• [Problem requirements]: Among the records below, find each line that includes the string "alleen" and copy it.

(Stored items from a collection)
________________________

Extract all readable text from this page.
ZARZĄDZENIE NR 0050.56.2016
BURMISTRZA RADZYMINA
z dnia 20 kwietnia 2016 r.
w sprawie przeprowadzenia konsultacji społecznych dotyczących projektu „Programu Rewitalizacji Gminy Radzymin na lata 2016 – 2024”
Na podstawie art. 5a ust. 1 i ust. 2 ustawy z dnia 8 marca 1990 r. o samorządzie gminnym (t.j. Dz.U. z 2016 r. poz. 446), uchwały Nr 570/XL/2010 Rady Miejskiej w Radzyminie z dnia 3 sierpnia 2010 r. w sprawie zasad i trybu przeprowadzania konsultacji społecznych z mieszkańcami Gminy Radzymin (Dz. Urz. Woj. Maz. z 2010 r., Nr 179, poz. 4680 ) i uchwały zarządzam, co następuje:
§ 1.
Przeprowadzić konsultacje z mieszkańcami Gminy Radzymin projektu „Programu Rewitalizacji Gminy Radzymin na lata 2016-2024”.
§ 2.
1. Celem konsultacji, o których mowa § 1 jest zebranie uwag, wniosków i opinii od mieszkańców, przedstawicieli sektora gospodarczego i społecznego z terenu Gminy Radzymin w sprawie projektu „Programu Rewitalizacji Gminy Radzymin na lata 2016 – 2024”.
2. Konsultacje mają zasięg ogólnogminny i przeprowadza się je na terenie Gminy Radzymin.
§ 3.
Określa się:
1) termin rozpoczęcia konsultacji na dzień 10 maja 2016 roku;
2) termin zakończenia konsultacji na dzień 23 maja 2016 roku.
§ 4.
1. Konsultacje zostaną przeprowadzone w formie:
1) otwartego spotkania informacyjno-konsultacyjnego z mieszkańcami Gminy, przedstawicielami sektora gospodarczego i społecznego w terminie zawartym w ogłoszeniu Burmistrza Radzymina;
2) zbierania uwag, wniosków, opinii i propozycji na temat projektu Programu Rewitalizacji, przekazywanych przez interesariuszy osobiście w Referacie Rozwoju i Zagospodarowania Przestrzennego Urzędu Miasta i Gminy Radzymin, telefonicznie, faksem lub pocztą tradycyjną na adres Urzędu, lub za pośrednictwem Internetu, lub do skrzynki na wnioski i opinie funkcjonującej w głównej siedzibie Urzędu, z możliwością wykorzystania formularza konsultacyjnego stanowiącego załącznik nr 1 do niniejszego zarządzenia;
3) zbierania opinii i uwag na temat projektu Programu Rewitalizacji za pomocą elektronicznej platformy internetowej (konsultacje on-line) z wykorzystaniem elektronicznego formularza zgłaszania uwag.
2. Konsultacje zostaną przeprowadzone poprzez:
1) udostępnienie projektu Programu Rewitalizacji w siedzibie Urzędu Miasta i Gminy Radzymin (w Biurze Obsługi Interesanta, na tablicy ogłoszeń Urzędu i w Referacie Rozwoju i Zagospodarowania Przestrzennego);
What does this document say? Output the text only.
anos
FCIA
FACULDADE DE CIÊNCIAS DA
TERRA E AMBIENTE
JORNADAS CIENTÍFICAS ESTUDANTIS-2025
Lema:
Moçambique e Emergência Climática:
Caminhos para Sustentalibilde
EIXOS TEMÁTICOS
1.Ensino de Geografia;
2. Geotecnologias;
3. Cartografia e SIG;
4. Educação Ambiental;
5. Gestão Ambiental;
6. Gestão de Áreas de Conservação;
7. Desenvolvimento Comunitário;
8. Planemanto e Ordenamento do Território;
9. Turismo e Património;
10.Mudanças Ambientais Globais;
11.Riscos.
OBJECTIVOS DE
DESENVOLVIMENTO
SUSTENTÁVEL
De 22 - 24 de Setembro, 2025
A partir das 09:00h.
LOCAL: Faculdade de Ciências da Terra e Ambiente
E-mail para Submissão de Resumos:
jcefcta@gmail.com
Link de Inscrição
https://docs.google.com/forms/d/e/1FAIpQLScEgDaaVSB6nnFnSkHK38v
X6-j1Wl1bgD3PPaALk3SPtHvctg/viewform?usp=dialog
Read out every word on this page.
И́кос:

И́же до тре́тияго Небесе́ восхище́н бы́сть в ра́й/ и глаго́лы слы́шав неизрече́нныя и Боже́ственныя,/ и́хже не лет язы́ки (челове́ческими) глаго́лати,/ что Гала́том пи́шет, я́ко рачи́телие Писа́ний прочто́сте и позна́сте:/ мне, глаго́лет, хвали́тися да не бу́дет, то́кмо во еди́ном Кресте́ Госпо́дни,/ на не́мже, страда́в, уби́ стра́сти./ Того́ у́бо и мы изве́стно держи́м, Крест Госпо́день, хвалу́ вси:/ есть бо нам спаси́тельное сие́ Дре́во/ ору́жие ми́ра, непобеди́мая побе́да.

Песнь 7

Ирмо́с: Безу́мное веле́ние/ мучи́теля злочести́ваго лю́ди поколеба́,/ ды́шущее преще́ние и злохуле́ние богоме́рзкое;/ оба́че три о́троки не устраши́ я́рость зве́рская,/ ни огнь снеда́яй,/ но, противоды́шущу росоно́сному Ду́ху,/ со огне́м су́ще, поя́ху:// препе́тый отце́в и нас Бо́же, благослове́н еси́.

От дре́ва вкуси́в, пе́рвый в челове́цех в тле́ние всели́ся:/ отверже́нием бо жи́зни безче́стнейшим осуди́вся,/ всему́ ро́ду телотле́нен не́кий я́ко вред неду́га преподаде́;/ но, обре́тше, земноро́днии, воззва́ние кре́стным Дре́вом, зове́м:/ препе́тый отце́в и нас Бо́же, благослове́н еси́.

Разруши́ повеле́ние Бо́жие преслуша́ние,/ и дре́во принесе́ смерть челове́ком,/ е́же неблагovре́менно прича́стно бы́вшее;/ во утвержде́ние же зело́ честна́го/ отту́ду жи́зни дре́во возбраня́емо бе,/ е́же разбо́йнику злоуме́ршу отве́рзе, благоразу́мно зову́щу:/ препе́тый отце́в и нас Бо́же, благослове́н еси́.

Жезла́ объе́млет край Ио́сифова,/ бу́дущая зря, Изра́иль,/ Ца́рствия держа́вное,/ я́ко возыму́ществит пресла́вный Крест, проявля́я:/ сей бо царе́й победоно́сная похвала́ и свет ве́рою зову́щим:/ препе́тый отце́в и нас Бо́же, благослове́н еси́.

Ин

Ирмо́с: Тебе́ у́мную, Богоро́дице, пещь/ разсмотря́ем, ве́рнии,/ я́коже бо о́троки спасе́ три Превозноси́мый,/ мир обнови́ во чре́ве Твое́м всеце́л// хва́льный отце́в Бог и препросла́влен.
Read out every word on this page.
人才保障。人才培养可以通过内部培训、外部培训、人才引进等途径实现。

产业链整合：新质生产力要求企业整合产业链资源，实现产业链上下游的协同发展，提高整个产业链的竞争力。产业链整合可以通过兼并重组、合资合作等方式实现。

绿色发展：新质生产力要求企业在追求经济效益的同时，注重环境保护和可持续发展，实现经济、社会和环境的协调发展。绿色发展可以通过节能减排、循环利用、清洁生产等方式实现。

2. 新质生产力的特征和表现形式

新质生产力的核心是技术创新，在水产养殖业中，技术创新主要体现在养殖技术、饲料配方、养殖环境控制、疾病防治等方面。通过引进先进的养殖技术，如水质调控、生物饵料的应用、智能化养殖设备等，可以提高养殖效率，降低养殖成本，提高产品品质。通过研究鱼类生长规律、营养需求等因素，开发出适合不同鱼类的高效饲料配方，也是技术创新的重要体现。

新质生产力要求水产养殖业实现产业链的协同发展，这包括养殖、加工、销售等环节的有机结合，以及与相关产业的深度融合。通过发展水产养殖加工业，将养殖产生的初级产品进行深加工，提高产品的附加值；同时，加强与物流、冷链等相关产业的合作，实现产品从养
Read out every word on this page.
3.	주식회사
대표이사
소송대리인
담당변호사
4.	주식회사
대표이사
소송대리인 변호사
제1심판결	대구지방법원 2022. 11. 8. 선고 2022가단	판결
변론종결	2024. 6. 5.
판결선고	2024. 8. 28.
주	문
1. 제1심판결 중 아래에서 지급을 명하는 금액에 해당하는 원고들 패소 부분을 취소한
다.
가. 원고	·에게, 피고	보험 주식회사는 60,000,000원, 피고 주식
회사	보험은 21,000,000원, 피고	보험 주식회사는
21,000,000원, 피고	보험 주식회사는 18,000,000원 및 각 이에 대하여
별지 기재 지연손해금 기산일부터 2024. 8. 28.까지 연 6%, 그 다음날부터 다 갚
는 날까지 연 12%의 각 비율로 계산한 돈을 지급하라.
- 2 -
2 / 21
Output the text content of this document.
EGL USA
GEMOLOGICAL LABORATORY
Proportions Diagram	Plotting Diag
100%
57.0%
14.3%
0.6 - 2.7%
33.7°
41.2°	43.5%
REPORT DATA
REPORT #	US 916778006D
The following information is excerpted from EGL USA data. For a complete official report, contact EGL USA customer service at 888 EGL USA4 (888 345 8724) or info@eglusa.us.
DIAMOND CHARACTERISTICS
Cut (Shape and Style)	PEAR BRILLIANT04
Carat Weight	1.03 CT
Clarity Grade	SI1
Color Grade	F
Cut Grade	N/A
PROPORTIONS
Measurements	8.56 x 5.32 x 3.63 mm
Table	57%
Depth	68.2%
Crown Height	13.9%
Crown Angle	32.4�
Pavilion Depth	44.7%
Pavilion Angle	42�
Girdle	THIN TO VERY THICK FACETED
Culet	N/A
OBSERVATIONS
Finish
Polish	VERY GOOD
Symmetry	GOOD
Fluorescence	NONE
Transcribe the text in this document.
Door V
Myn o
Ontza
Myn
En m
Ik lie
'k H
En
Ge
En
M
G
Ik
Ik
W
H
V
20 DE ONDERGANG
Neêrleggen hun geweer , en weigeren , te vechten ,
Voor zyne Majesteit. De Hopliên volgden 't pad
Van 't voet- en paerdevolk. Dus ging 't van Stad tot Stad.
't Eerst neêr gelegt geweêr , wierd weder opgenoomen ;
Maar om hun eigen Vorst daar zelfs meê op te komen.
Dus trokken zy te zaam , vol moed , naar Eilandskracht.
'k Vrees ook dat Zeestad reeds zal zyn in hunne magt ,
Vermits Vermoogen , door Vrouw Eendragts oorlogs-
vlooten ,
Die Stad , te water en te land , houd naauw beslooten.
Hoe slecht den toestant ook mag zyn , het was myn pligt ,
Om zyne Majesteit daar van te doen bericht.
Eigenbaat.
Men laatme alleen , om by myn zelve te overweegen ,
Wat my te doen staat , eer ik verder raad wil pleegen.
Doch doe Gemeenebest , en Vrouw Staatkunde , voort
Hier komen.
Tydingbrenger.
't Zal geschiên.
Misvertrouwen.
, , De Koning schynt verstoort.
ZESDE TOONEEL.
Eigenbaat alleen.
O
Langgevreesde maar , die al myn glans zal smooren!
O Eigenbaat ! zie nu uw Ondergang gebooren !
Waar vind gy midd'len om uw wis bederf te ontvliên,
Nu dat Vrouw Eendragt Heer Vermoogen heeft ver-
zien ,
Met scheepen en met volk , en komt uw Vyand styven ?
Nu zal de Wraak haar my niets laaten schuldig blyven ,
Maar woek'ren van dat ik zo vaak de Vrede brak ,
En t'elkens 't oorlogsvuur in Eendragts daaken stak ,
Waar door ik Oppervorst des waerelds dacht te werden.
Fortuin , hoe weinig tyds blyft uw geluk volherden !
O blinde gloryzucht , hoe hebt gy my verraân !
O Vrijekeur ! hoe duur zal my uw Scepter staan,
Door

________________________

• [Full solution]:
Men laatme alleen , om by myn zelve te overweegen ,
Eigenbaat alleen.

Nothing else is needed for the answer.